Task description: Scan each line of the records for the word "yang" and extract the ones that have it.

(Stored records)
[START]

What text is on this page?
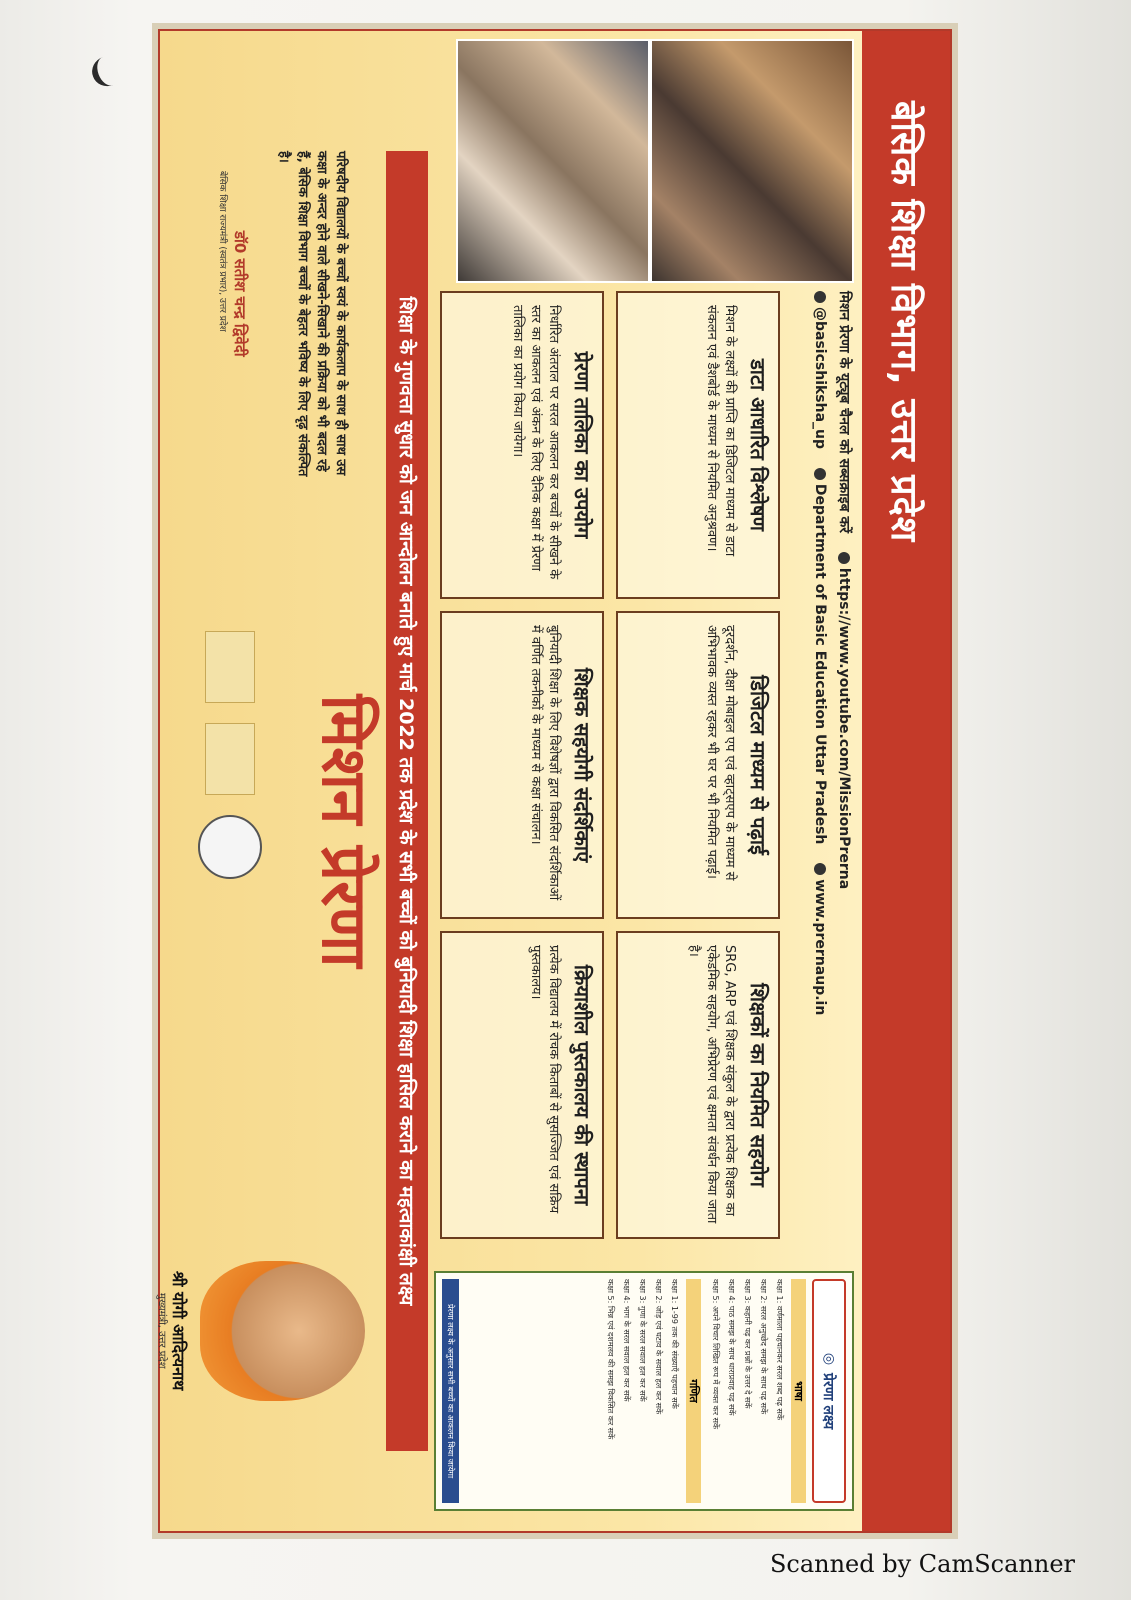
Scanned by CamScanner
बेसिक शिक्षा विभाग, उत्तर प्रदेश
मिशन प्रेरणा के यूट्यूब चैनल को सब्सक्राइब करें https://www.youtube.com/MissionPrerna
@basicshiksha_up Department of Basic Education Uttar Pradesh www.prernaup.in
डाटा आधारित विश्लेषण
मिशन के लक्ष्यों की प्राप्ति का डिजिटल माध्यम से डाटा संकलन एवं डैशबोर्ड के माध्यम से नियमित अनुश्रवण।
प्रेरणा तालिका का उपयोग
निर्धारित अंतराल पर सरल आकलन कर बच्चों के सीखने के स्तर का आकलन एवं अंकन के लिए दैनिक कक्षा में प्रेरणा तालिका का प्रयोग किया जायेगा।
डिजिटल माध्यम से पढ़ाई
दूरदर्शन, दीक्षा मोबाइल एप एवं व्हाट्सएप के माध्यम से अभिभावक व्यस्त रहकर भी घर पर भी नियमित पढ़ाई।
शिक्षक सहयोगी संदर्शिकाएं
बुनियादी शिक्षा के लिए विशेषज्ञों द्वारा विकसित संदर्शिकाओं में वर्णित तकनीकों के माध्यम से कक्षा संचालन।
शिक्षकों का नियमित सहयोग
SRG, ARP एवं शिक्षक संकुल के द्वारा प्रत्येक शिक्षक का एकेडमिक सहयोग, अभिप्रेरण एवं क्षमता संवर्धन किया जाता है।
क्रियाशील पुस्तकालय की स्थापना
प्रत्येक विद्यालय में रोचक किताबों से सुसज्जित एवं सक्रिय पुस्तकालय।
◎
प्रेरणा लक्ष्य
भाषा
कक्षा 1: वर्णमाला पहचानकर सरल शब्द पढ़ सकें
कक्षा 2: सरल अनुच्छेद समझ के साथ पढ़ सकें
कक्षा 3: कहानी पढ़ कर प्रश्नों के उत्तर दे सकें
कक्षा 4: पाठ समझ के साथ धाराप्रवाह पढ़ सकें
कक्षा 5: अपने विचार लिखित रूप में व्यक्त कर सकें
गणित
कक्षा 1: 1-99 तक की संख्याएँ पहचान सकें
कक्षा 2: जोड़ एवं घटाव के सवाल हल कर सकें
कक्षा 3: गुणा के सरल सवाल हल कर सकें
कक्षा 4: भाग के सरल सवाल हल कर सकें
कक्षा 5: भिन्न एवं दशमलव की समझ विकसित कर सकें
प्रेरणा लक्ष्य के अनुसार सभी बच्चों का आकलन किया जायेगा
शिक्षा के गुणवत्ता सुधार को जन आन्दोलन बनाते हुए मार्च 2022 तक प्रदेश के सभी बच्चों को बुनियादी शिक्षा हासिल कराने का महत्वाकांक्षी लक्ष्य
परिषदीय विद्यालयों के बच्चों स्वयं के कार्यकलाप के साथ ही साथ उस कक्षा के अन्दर होने वाले सीखने-सिखाने की प्रक्रिया को भी बदल रहे हैं, बेसिक शिक्षा विभाग बच्चों के बेहतर भविष्य के लिए दृढ़ संकल्पित है।
डॉ0 सतीश चन्द्र द्विवेदी
बेसिक शिक्षा राज्यमंत्री (स्वतंत्र प्रभार), उत्तर प्रदेश
मिशन प्रेरणा
श्री योगी आदित्यनाथ
मुख्यमंत्री, उत्तर प्रदेश
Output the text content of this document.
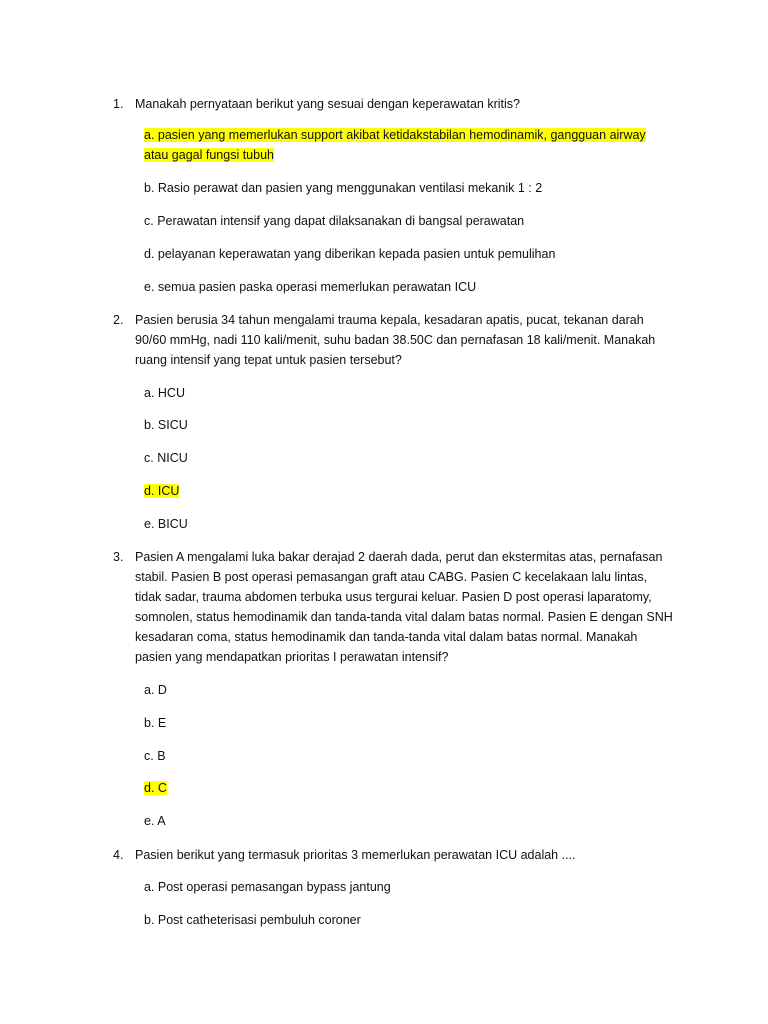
1. Manakah pernyataan berikut yang sesuai dengan keperawatan kritis?
a. pasien yang memerlukan support akibat ketidakstabilan hemodinamik, gangguan airway atau gagal fungsi tubuh
b. Rasio perawat dan pasien yang menggunakan ventilasi mekanik 1 : 2
c. Perawatan intensif yang dapat dilaksanakan di bangsal perawatan
d. pelayanan keperawatan yang diberikan kepada pasien untuk pemulihan
e. semua pasien paska operasi memerlukan perawatan ICU
2. Pasien berusia 34 tahun mengalami trauma kepala, kesadaran apatis, pucat, tekanan darah 90/60 mmHg, nadi 110 kali/menit, suhu badan 38.50C dan pernafasan 18 kali/menit. Manakah ruang intensif yang tepat untuk pasien tersebut?
a. HCU
b. SICU
c. NICU
d. ICU
e. BICU
3. Pasien A mengalami luka bakar derajad 2 daerah dada, perut dan ekstermitas atas, pernafasan stabil. Pasien B post operasi pemasangan graft atau CABG. Pasien C kecelakaan lalu lintas, tidak sadar, trauma abdomen terbuka usus tergurai keluar. Pasien D post operasi laparatomy, somnolen, status hemodinamik dan tanda-tanda vital dalam batas normal. Pasien E dengan SNH kesadaran coma, status hemodinamik dan tanda-tanda vital dalam batas normal. Manakah pasien yang mendapatkan prioritas I perawatan intensif?
a. D
b. E
c. B
d. C
e. A
4. Pasien berikut yang termasuk prioritas 3 memerlukan perawatan ICU adalah ....
a. Post operasi pemasangan bypass jantung
b. Post catheterisasi pembuluh coroner
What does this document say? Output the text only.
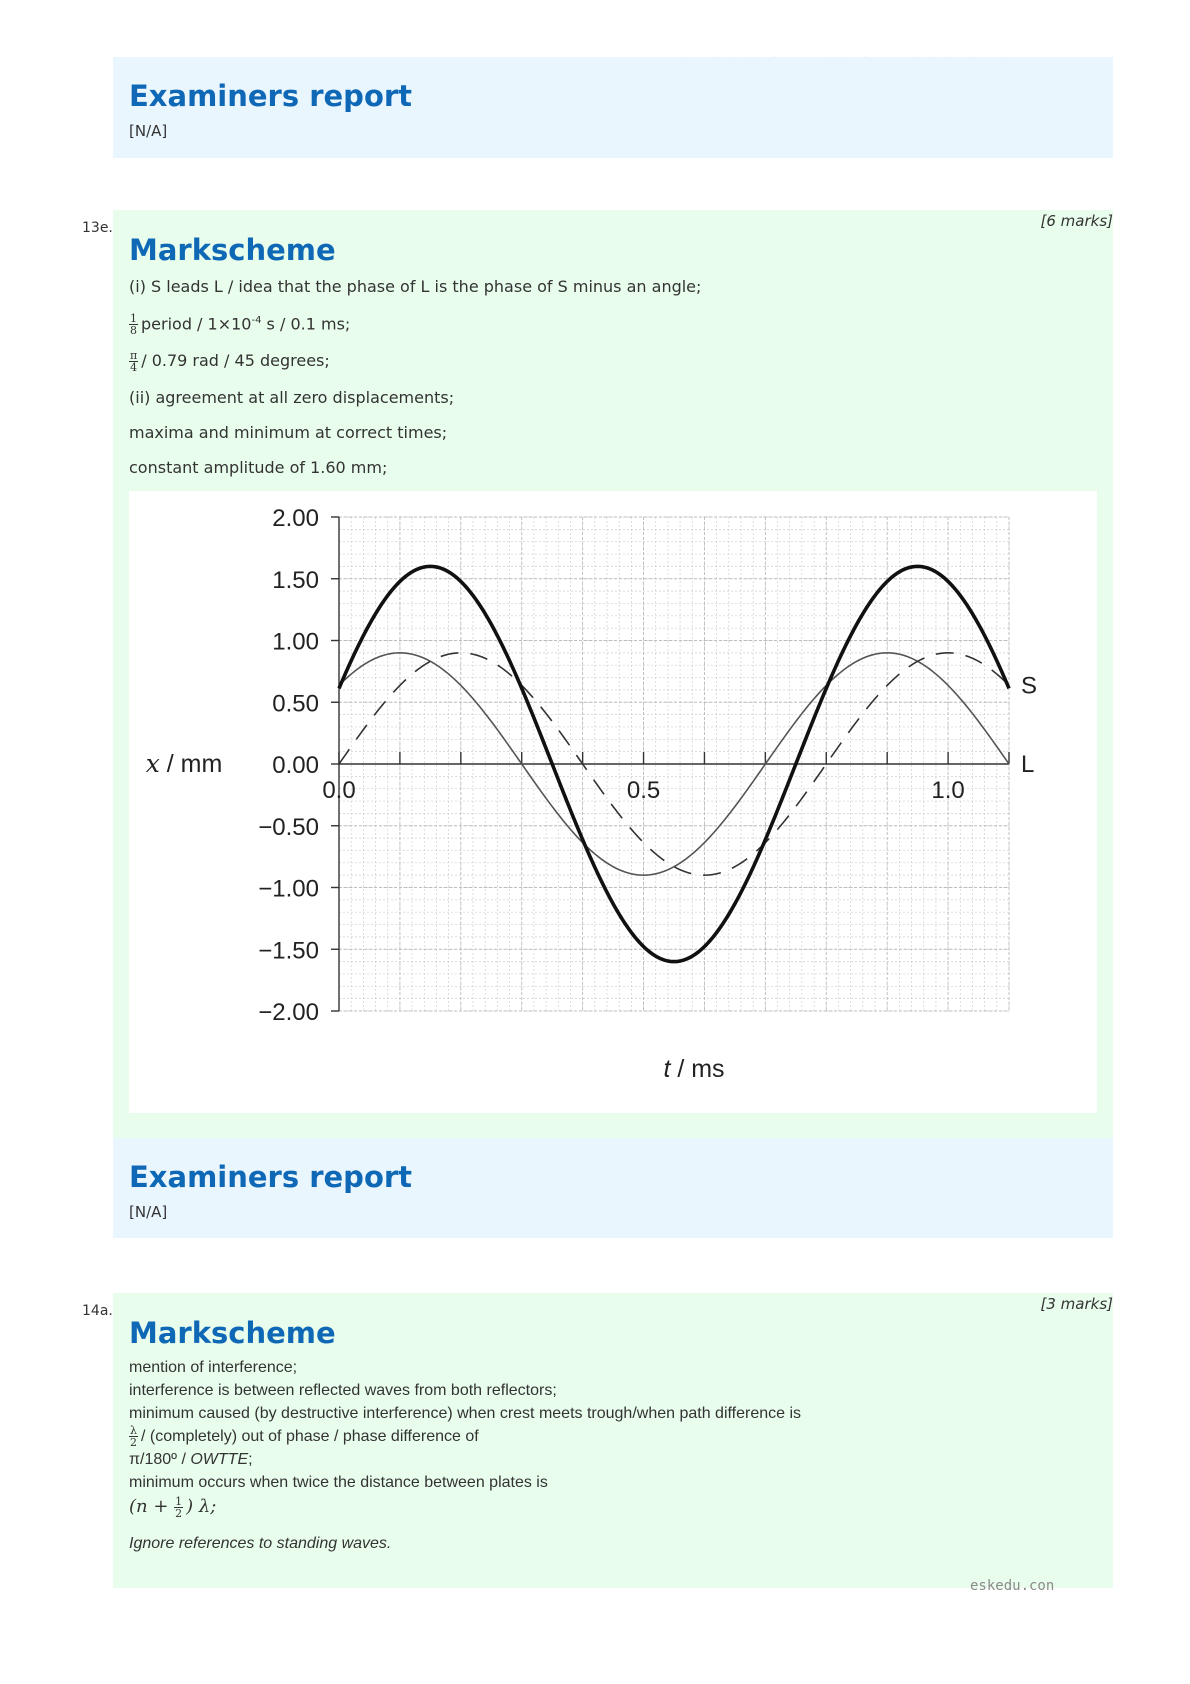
Examiners report
[N/A]
13e.	[6 marks]
Markscheme
(i) S leads L / idea that the phase of L is the phase of S minus an angle;
$\frac{1}{8}$ period / $1\times 10^{-4}$ s / 0.1 ms;
$\frac{\pi}{4} / 0.79$ rad / 45 degrees;
(ii) agreement at all zero displacements;
maxima and minimum at correct times;
constant amplitude of 1.60 mm;
2.00
1.50
1.00
0.50
0.00
−0.50
−1.00
−1.50
−2.00
0.0	0.5	1.0
L
S
t / ms
x / mm
Examiners report
[N/A]
14a.	[3 marks]
Markscheme
mention of interference;
interference is between reflected waves from both reflectors;
minimum caused (by destructive interference) when crest meets trough/when path difference is
$\frac{\lambda}{2}$ / (completely) out of phase / phase difference of
π/180º / OWTTE;
minimum occurs when twice the distance between plates is
($n + \frac{1}{2}$ ) λ;
Ignore references to standing waves.
eskedu.con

[END]

Output below:
1. Manakah pernyataan berikut yang sesuai dengan keperawatan kritis?
a. pasien yang memerlukan support akibat ketidakstabilan hemodinamik, gangguan airway atau gagal fungsi tubuh
b. Rasio perawat dan pasien yang menggunakan ventilasi mekanik 1 : 2
c. Perawatan intensif yang dapat dilaksanakan di bangsal perawatan
d. pelayanan keperawatan yang diberikan kepada pasien untuk pemulihan
2. Pasien berusia 34 tahun mengalami trauma kepala, kesadaran apatis, pucat, tekanan darah 90/60 mmHg, nadi 110 kali/menit, suhu badan 38.50C dan pernafasan 18 kali/menit. Manakah ruang intensif yang tepat untuk pasien tersebut?
3. Pasien A mengalami luka bakar derajad 2 daerah dada, perut dan ekstermitas atas, pernafasan stabil. Pasien B post operasi pemasangan graft atau CABG. Pasien C kecelakaan lalu lintas, tidak sadar, trauma abdomen terbuka usus tergurai keluar. Pasien D post operasi laparatomy, somnolen, status hemodinamik dan tanda-tanda vital dalam batas normal. Pasien E dengan SNH kesadaran coma, status hemodinamik dan tanda-tanda vital dalam batas normal. Manakah pasien yang mendapatkan prioritas I perawatan intensif?
4. Pasien berikut yang termasuk prioritas 3 memerlukan perawatan ICU adalah ....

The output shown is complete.